*Tasks to perform*.
A: Transcribe the stretch from "[LLVMdev] Moving towards" through "working on this!" in the mailing-list thread below about moving to a singular pointer type.
B: In the mailing-list thread below about moving to a singular pointer type, why does the post suggest that a new GEP bitcode opcode might be needed?

* begin Page *

[LLVMdev] Moving towards a singular pointer type

Rafael Espíndola rafael.espindola at gmail.com
Tue Feb 10 19:06:41 PST 2015


+1 and thank you so much for working on this!
On Feb 10, 2015 2:25 PM, "David Blaikie" <dblaikie at gmail.com> wrote:

>
>
> On Mon, Feb 9, 2015 at 9:47 AM, Pete Cooper <peter_cooper at apple.com>
> wrote:
>
>>
>> On Feb 6, 2015, at 6:40 PM, Chandler Carruth <chandlerc at google.com>
>> wrote:
>>
>> On Fri, Feb 6, 2015 at 6:09 PM, Reid Kleckner <rnk at google.com> wrote:
>>
>>> I think we should keep GEP essentially the same, but disassociate the
>>> type being GEPd over from the type of the operands. So, assuming the new
>>> ptr type is spelled "ptr", we could use this syntax:
>>> %inner.ptr = getelementptr ptr, ptr %x, i32 1
>>>
>>> Or if I was adding 1 to a "struct A*" value in C:
>>> %next_elt = getelementptr %struct.A, ptr %x, i32 1
>>>
>>> Ditto for all other instructions that care about pointee types, like
>>> load and store:
>>> %v = load i32, ptr %p ; loads already know (and store!) their loaded
>>> type internally
>>> store i32 %v, ptr %p ; no need to duplicate that %p points to, we have
>>> the type on %v
>>>
>>
>> Emphatically agree. No instruction should really change semantics here.
>> GEPs should keep working the exact same way, the type involved should just
>> be separate from the pointer's type.
>>
>>
>>>
>>> I don't think this can be incremental, I think it all goes at once.
>>>
>>
>> I have some ideas of how to make it incremental:
>>
>>
>>> I think you might need to add a new GEP bitcode opcode, since that
>>> instruction grows a new type operand that doesn't come from an operand type
>>> or result type.
>>>
>>
>> Yep. And you can add this first, defining the semantics to be as-if the
>> pointer operand was bit casted to a pointer to the new type. Then we could
>> (in theory, not in practice!) even use and test it with the current IR,
>> passing an i8* or any other pointer type operand.
>>
>> I’m not sure we need the new instructions at all.
>>
>> Really what we want is for Load and GEP to carry around a Type* alongside
>> all their operands.  This can be added now to the existing Load and GEP
>> insts, and to their constructors/create methods.
>>
>
> I'm good with either option (what Chandler described or what Pete's
> described here). I am actually leaning towards what you've got here, Pete,
> unless people have objections.
>
> At a first pass we wouldn't even need to break LLVM IRBuilder API
> compatibility - we can take the type from the operand and use that to
> create the GEP/Load. Add the alternative builder calls that accept the type
> explicitly and start migrating callers to pass it in explicitly before
> removing the old version.
>
> Frontend test cases would need to be cleaned up up-front, because we'd
> start generating the new GEP/Load syntax as soon as it was introduced in
> this way.
>
> Then, once GEP/Load (anything else that consumes a pointer & cares about
> its type?) are done I could introduce the new ptr type, start making
> instructions be of that type instead - probably at this point I'd spend
> time cleaning up clang so it doesn't depend on the type of a pointer type
> at all (I imagine there will be things I can't catch in the first pass even
> if I do my best to push the types through the stack and not depend on the
> ones in the pointer operand).

* end Page *
* begin Information shown *

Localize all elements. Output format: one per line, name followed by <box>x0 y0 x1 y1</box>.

* end Information shown *

*Task answers*.
A:
[LLVMdev] Moving towards a singular pointer type

Rafael Espíndola rafael.espindola at gmail.com
Tue Feb 10 19:06:41 PST 2015


+1 and thank you so much for working on this!

B: The GEP instruction would gain a new type operand that does not come from an operand type or the result type. The existing encoding cannot represent that operand, so a new GEP bitcode opcode might be needed.